Job.
Every line that contains the word "this" should be copied.

Dataset listings of figures:

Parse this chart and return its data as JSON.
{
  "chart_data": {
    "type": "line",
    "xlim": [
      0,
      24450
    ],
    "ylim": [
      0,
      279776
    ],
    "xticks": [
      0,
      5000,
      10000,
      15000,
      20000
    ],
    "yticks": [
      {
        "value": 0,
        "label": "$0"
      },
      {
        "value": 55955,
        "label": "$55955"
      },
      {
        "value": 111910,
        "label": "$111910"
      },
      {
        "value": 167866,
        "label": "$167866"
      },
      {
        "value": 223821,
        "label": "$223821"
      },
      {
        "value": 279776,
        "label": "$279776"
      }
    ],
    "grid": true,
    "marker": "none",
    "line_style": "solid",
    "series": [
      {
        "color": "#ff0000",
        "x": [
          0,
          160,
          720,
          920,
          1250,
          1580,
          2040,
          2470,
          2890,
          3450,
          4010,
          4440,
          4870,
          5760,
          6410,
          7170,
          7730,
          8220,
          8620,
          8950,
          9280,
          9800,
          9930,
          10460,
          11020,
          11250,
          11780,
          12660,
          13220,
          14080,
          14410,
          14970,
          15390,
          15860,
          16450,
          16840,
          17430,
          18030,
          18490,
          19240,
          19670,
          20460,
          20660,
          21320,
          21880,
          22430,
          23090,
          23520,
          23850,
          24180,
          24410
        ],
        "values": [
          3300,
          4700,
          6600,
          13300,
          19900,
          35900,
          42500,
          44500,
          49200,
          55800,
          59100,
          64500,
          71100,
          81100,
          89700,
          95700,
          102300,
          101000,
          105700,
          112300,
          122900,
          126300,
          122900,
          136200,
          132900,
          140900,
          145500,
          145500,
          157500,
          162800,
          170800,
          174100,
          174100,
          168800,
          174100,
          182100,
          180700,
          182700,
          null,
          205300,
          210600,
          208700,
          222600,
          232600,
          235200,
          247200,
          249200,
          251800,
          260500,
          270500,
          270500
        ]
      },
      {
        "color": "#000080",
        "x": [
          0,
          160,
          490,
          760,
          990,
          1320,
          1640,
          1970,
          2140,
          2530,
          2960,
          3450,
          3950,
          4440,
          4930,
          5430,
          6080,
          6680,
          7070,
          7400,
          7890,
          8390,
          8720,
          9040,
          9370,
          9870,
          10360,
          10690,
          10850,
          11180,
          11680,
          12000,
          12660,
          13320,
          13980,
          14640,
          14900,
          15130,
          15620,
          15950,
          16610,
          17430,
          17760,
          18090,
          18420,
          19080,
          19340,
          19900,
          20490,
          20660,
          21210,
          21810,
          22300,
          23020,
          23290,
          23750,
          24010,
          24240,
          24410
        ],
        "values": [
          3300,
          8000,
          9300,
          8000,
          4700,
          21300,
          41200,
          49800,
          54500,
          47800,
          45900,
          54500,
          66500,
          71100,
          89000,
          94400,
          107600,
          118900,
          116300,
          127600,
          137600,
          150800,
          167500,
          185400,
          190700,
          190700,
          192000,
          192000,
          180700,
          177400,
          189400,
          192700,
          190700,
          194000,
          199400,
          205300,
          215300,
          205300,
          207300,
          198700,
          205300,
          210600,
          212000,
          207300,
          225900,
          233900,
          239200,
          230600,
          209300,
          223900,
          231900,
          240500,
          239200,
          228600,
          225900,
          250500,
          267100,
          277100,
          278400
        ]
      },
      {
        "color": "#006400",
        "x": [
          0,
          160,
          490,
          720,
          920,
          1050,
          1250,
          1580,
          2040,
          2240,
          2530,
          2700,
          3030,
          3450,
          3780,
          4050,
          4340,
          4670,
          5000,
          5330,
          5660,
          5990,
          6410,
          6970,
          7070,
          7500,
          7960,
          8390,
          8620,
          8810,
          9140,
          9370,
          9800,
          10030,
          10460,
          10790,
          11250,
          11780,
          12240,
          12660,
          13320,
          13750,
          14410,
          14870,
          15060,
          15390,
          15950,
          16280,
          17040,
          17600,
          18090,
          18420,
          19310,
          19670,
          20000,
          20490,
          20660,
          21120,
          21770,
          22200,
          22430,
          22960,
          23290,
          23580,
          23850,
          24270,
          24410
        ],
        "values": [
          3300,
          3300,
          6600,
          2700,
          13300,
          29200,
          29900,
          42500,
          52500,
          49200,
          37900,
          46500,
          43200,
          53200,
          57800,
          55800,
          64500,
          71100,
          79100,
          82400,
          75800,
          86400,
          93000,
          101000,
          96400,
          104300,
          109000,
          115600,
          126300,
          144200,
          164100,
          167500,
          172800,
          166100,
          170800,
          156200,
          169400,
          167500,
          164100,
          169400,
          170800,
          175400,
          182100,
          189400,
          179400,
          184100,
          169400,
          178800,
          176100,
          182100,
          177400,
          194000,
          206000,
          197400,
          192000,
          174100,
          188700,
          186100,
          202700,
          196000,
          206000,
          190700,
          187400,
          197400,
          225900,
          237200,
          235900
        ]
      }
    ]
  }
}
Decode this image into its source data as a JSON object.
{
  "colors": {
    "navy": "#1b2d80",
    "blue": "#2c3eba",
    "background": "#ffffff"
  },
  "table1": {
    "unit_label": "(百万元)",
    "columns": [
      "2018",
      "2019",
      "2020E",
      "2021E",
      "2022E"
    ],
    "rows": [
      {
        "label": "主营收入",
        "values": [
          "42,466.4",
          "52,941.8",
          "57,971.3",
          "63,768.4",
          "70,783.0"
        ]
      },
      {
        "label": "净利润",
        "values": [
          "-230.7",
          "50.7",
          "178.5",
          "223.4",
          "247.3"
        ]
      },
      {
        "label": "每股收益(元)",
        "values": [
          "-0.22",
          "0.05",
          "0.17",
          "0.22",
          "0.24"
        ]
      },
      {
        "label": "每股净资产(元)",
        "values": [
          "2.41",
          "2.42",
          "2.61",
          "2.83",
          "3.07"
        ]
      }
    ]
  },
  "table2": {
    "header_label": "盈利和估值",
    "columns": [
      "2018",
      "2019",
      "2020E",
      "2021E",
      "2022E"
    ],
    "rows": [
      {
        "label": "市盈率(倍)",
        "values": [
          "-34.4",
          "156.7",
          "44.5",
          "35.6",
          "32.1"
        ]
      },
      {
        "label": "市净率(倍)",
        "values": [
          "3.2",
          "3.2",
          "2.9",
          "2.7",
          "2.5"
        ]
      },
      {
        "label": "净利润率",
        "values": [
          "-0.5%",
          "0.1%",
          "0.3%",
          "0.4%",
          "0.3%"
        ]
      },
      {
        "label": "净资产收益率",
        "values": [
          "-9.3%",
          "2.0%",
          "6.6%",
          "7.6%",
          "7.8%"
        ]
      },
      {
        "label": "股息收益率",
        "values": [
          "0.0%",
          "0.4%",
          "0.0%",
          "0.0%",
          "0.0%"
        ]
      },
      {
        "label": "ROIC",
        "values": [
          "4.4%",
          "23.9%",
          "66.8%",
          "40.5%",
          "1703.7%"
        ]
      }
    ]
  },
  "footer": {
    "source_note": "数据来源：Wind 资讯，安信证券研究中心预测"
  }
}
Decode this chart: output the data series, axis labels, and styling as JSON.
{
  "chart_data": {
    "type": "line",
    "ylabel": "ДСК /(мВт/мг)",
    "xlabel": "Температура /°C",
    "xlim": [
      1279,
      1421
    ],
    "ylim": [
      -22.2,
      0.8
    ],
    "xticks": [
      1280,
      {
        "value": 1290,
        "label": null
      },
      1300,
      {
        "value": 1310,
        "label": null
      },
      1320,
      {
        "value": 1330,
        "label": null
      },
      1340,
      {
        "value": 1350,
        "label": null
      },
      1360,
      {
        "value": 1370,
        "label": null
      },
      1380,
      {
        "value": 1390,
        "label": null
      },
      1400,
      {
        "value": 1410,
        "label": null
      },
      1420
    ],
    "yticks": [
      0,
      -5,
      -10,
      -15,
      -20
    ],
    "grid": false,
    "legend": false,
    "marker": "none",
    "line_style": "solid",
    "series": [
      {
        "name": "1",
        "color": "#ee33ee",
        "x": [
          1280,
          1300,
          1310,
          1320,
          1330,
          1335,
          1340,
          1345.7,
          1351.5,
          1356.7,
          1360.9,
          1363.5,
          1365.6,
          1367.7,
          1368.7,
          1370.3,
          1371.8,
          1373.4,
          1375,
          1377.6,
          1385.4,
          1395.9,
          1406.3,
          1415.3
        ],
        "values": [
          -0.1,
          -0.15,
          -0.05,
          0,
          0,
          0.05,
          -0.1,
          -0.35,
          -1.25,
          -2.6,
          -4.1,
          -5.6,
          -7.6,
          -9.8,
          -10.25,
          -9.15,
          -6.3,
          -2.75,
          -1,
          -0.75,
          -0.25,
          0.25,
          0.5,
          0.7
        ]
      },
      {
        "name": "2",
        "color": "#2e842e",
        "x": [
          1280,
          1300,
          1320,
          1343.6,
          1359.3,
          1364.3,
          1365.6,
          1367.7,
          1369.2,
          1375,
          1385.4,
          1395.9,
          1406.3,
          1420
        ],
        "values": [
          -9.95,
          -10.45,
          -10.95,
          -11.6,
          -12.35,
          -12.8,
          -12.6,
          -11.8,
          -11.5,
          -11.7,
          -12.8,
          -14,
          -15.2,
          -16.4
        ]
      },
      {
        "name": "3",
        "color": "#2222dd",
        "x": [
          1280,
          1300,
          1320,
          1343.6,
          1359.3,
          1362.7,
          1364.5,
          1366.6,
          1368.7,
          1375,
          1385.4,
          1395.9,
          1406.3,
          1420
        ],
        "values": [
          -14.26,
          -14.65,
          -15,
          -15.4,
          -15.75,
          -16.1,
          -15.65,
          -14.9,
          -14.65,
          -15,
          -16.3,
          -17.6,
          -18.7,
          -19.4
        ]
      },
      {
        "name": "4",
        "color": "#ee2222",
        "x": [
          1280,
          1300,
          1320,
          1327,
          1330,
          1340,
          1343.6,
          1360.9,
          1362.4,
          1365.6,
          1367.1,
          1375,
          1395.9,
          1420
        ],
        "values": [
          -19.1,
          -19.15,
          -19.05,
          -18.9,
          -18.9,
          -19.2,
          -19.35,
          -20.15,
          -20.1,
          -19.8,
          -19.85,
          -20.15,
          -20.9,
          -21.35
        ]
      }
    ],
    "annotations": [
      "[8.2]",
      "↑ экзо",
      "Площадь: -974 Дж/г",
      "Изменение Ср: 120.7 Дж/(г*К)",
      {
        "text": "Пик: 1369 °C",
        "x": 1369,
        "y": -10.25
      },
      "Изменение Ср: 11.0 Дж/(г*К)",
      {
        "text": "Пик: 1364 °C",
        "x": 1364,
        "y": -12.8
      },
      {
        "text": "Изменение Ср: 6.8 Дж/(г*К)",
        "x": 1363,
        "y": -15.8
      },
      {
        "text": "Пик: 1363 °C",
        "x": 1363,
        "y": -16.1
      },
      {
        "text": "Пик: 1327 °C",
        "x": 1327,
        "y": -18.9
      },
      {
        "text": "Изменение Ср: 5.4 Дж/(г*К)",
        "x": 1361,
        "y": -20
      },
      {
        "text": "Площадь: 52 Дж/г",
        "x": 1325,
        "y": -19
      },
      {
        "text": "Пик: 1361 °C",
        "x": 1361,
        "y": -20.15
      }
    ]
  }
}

Reply to the task.
Parse this chart and return its data as JSON.
Decode this image into its source data as a JSON object.
Decode this chart: output the data series, axis labels, and styling as JSON.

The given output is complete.